Records from a collection of figures:
▬▬▬▬▬▬
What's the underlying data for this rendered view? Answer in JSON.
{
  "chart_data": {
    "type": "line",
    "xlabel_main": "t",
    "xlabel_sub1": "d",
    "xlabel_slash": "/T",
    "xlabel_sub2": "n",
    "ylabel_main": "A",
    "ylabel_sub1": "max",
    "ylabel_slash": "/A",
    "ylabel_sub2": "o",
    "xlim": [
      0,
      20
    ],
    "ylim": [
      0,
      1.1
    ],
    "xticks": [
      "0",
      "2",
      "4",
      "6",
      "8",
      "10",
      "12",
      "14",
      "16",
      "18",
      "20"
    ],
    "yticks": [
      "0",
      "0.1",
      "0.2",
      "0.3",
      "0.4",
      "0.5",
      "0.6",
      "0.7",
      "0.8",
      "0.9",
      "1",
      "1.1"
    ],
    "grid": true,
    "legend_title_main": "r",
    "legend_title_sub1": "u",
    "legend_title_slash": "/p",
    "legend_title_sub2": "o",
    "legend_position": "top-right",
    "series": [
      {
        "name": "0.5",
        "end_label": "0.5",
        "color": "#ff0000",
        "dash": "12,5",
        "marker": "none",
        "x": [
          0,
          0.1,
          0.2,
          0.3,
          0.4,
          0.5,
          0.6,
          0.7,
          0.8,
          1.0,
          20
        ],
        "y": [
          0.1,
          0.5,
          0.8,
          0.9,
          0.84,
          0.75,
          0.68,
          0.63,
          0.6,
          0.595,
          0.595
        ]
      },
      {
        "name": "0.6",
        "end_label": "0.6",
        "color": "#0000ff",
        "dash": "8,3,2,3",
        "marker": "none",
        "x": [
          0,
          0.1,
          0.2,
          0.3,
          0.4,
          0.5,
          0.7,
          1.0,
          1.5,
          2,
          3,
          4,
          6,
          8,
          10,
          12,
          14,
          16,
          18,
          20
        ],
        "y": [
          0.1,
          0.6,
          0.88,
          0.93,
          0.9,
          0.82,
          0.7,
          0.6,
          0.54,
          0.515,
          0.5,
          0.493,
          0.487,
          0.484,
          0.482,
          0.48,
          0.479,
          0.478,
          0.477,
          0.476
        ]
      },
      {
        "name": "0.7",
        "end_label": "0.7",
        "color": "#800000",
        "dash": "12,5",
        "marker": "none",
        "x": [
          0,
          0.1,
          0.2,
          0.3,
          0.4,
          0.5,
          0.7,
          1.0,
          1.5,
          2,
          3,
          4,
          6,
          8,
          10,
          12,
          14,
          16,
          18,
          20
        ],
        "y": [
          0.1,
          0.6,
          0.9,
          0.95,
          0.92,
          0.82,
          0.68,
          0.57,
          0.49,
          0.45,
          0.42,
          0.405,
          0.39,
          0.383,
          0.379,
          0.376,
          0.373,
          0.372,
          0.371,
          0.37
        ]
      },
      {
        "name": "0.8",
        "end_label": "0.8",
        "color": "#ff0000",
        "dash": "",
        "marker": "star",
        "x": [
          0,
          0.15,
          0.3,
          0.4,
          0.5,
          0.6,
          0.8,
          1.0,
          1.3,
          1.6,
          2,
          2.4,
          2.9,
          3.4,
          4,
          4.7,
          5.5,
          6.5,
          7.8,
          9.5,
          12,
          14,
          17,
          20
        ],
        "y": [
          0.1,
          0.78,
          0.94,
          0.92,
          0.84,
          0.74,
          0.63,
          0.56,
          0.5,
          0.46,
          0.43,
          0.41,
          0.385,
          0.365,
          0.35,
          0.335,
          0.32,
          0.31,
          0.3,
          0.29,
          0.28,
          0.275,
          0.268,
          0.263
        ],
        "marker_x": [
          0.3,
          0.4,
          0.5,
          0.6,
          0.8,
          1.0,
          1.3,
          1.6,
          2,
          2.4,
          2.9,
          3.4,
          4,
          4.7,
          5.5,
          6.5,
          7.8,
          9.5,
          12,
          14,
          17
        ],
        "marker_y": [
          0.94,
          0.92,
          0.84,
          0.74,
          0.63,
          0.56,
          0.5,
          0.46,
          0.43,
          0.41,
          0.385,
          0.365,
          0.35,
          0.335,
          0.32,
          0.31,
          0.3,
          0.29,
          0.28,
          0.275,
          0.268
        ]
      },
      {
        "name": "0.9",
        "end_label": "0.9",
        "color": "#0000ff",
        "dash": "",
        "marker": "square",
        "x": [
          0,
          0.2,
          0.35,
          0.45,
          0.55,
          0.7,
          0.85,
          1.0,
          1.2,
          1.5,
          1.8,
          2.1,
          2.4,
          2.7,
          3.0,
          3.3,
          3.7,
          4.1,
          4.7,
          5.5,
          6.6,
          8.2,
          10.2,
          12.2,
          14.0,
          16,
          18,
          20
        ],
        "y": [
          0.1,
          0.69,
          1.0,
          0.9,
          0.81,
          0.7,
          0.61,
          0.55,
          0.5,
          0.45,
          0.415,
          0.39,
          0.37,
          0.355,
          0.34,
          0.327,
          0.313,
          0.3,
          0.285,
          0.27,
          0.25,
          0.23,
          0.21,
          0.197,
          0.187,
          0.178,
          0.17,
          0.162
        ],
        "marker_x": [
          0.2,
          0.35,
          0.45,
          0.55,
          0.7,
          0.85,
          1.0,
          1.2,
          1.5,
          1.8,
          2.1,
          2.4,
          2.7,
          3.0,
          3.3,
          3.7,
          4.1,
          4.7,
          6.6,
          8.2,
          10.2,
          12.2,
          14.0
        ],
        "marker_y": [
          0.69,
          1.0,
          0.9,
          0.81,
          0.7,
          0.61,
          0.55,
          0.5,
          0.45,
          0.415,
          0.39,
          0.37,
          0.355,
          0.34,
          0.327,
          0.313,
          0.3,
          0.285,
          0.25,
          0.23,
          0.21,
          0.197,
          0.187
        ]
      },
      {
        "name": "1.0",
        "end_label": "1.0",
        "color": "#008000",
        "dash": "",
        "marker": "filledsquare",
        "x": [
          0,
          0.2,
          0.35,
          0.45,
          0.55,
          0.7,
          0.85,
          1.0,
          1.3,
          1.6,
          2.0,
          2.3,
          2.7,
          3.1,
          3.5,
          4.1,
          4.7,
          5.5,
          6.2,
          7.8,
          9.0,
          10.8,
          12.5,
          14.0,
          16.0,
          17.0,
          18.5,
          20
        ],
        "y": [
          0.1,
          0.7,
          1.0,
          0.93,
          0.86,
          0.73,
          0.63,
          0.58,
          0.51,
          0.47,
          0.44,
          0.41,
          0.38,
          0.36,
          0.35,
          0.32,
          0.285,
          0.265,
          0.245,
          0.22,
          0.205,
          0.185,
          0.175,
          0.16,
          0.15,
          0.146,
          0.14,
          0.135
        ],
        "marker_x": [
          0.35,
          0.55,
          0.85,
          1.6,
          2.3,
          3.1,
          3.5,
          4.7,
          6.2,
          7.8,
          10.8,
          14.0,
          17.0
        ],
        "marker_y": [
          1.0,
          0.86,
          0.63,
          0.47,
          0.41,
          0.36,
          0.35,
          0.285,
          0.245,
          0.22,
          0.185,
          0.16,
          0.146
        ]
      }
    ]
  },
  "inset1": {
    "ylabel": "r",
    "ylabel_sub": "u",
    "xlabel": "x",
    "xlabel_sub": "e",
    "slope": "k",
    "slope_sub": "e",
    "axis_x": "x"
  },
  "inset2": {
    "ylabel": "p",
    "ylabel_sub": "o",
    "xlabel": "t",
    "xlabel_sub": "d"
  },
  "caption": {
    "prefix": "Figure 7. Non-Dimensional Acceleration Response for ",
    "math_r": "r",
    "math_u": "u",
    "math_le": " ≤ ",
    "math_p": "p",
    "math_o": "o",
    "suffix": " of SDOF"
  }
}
▬▬▬▬▬▬
» **Written task**: Print every entry exactly as written.

» **Response to this exercise**:
What's the underlying data for this rendered view? Answer in JSON.
{
  "chart_data": {
    "type": "line",
    "xlabel_main": "t",
    "xlabel_sub1": "d",
    "xlabel_slash": "/T",
    "xlabel_sub2": "n",
    "ylabel_main": "A",
    "ylabel_sub1": "max",
    "ylabel_slash": "/A",
    "ylabel_sub2": "o",
    "xlim": [
      0,
      20
    ],
    "ylim": [
      0,
      1.1
    ],
    "xticks": [
      "0",
      "2",
      "4",
      "6",
      "8",
      "10",
      "12",
      "14",
      "16",
      "18",
      "20"
    ],
    "yticks": [
      "0",
      "0.1",
      "0.2",
      "0.3",
      "0.4",
      "0.5",
      "0.6",
      "0.7",
      "0.8",
      "0.9",
      "1",
      "1.1"
    ],
    "grid": true,
    "legend_title_main": "r",
    "legend_title_sub1": "u",
    "legend_title_slash": "/p",
    "legend_title_sub2": "o",
    "legend_position": "top-right",
    "series": [
      {
        "name": "0.5",
        "end_label": "0.5",
        "color": "#ff0000",
        "dash": "12,5",
        "marker": "none",
        "x": [
          0,
          0.1,
          0.2,
          0.3,
          0.4,
          0.5,
          0.6,
          0.7,
          0.8,
          1.0,
          20
        ],
        "y": [
          0.1,
          0.5,
          0.8,
          0.9,
          0.84,
          0.75,
          0.68,
          0.63,
          0.6,
          0.595,
          0.595
        ]
      },
      {
        "name": "0.6",
        "end_label": "0.6",
        "color": "#0000ff",
        "dash": "8,3,2,3",
        "marker": "none",
        "x": [
          0,
          0.1,
          0.2,
          0.3,
          0.4,
          0.5,
          0.7,
          1.0,
          1.5,
          2,
          3,
          4,
          6,
          8,
          10,
          12,
          14,
          16,
          18,
          20
        ],
        "y": [
          0.1,
          0.6,
          0.88,
          0.93,
          0.9,
          0.82,
          0.7,
          0.6,
          0.54,
          0.515,
          0.5,
          0.493,
          0.487,
          0.484,
          0.482,
          0.48,
          0.479,
          0.478,
          0.477,
          0.476
        ]
      },
      {
        "name": "0.7",
        "end_label": "0.7",
        "color": "#800000",
        "dash": "12,5",
        "marker": "none",
        "x": [
          0,
          0.1,
          0.2,
          0.3,
          0.4,
          0.5,
          0.7,
          1.0,
          1.5,
          2,
          3,
          4,
          6,
          8,
          10,
          12,
          14,
          16,
          18,
          20
        ],
        "y": [
          0.1,
          0.6,
          0.9,
          0.95,
          0.92,
          0.82,
          0.68,
          0.57,
          0.49,
          0.45,
          0.42,
          0.405,
          0.39,
          0.383,
          0.379,
          0.376,
          0.373,
          0.372,
          0.371,
          0.37
        ]
      },
      {
        "name": "0.8",
        "end_label": "0.8",
        "color": "#ff0000",
        "dash": "",
        "marker": "star",
        "x": [
          0,
          0.15,
          0.3,
          0.4,
          0.5,
          0.6,
          0.8,
          1.0,
          1.3,
          1.6,
          2,
          2.4,
          2.9,
          3.4,
          4,
          4.7,
          5.5,
          6.5,
          7.8,
          9.5,
          12,
          14,
          17,
          20
        ],
        "y": [
          0.1,
          0.78,
          0.94,
          0.92,
          0.84,
          0.74,
          0.63,
          0.56,
          0.5,
          0.46,
          0.43,
          0.41,
          0.385,
          0.365,
          0.35,
          0.335,
          0.32,
          0.31,
          0.3,
          0.29,
          0.28,
          0.275,
          0.268,
          0.263
        ],
        "marker_x": [
          0.3,
          0.4,
          0.5,
          0.6,
          0.8,
          1.0,
          1.3,
          1.6,
          2,
          2.4,
          2.9,
          3.4,
          4,
          4.7,
          5.5,
          6.5,
          7.8,
          9.5,
          12,
          14,
          17
        ],
        "marker_y": [
          0.94,
          0.92,
          0.84,
          0.74,
          0.63,
          0.56,
          0.5,
          0.46,
          0.43,
          0.41,
          0.385,
          0.365,
          0.35,
          0.335,
          0.32,
          0.31,
          0.3,
          0.29,
          0.28,
          0.275,
          0.268
        ]
      },
      {
        "name": "0.9",
        "end_label": "0.9",
        "color": "#0000ff",
        "dash": "",
        "marker": "square",
        "x": [
          0,
          0.2,
          0.35,
          0.45,
          0.55,
          0.7,
          0.85,
          1.0,
          1.2,
          1.5,
          1.8,
          2.1,
          2.4,
          2.7,
          3.0,
          3.3,
          3.7,
          4.1,
          4.7,
          5.5,
          6.6,
          8.2,
          10.2,
          12.2,
          14.0,
          16,
          18,
          20
        ],
        "y": [
          0.1,
          0.69,
          1.0,
          0.9,
          0.81,
          0.7,
          0.61,
          0.55,
          0.5,
          0.45,
          0.415,
          0.39,
          0.37,
          0.355,
          0.34,
          0.327,
          0.313,
          0.3,
          0.285,
          0.27,
          0.25,
          0.23,
          0.21,
          0.197,
          0.187,
          0.178,
          0.17,
          0.162
        ],
        "marker_x": [
          0.2,
          0.35,
          0.45,
          0.55,
          0.7,
          0.85,
          1.0,
          1.2,
          1.5,
          1.8,
          2.1,
          2.4,
          2.7,
          3.0,
          3.3,
          3.7,
          4.1,
          4.7,
          6.6,
          8.2,
          10.2,
          12.2,
          14.0
        ],
        "marker_y": [
          0.69,
          1.0,
          0.9,
          0.81,
          0.7,
          0.61,
          0.55,
          0.5,
          0.45,
          0.415,
          0.39,
          0.37,
          0.355,
          0.34,
          0.327,
          0.313,
          0.3,
          0.285,
          0.25,
          0.23,
          0.21,
          0.197,
          0.187
        ]
      },
      {
        "name": "1.0",
        "end_label": "1.0",
        "color": "#008000",
        "dash": "",
        "marker": "filledsquare",
        "x": [
          0,
          0.2,
          0.35,
          0.45,
          0.55,
          0.7,
          0.85,
          1.0,
          1.3,
          1.6,
          2.0,
          2.3,
          2.7,
          3.1,
          3.5,
          4.1,
          4.7,
          5.5,
          6.2,
          7.8,
          9.0,
          10.8,
          12.5,
          14.0,
          16.0,
          17.0,
          18.5,
          20
        ],
        "y": [
          0.1,
          0.7,
          1.0,
          0.93,
          0.86,
          0.73,
          0.63,
          0.58,
          0.51,
          0.47,
          0.44,
          0.41,
          0.38,
          0.36,
          0.35,
          0.32,
          0.285,
          0.265,
          0.245,
          0.22,
          0.205,
          0.185,
          0.175,
          0.16,
          0.15,
          0.146,
          0.14,
          0.135
        ],
        "marker_x": [
          0.35,
          0.55,
          0.85,
          1.6,
          2.3,
          3.1,
          3.5,
          4.7,
          6.2,
          7.8,
          10.8,
          14.0,
          17.0
        ],
        "marker_y": [
          1.0,
          0.86,
          0.63,
          0.47,
          0.41,
          0.36,
          0.35,
          0.285,
          0.245,
          0.22,
          0.185,
          0.16,
          0.146
        ]
      }
    ]
  },
  "inset1": {
    "ylabel": "r",
    "ylabel_sub": "u",
    "xlabel": "x",
    "xlabel_sub": "e",
    "slope": "k",
    "slope_sub": "e",
    "axis_x": "x"
  },
  "inset2": {
    "ylabel": "p",
    "ylabel_sub": "o",
    "xlabel": "t",
    "xlabel_sub": "d"
  },
  "caption": {
    "prefix": "Figure 7. Non-Dimensional Acceleration Response for ",
    "math_r": "r",
    "math_u": "u",
    "math_le": " ≤ ",
    "math_p": "p",
    "math_o": "o",
    "suffix": " of SDOF"
  }
}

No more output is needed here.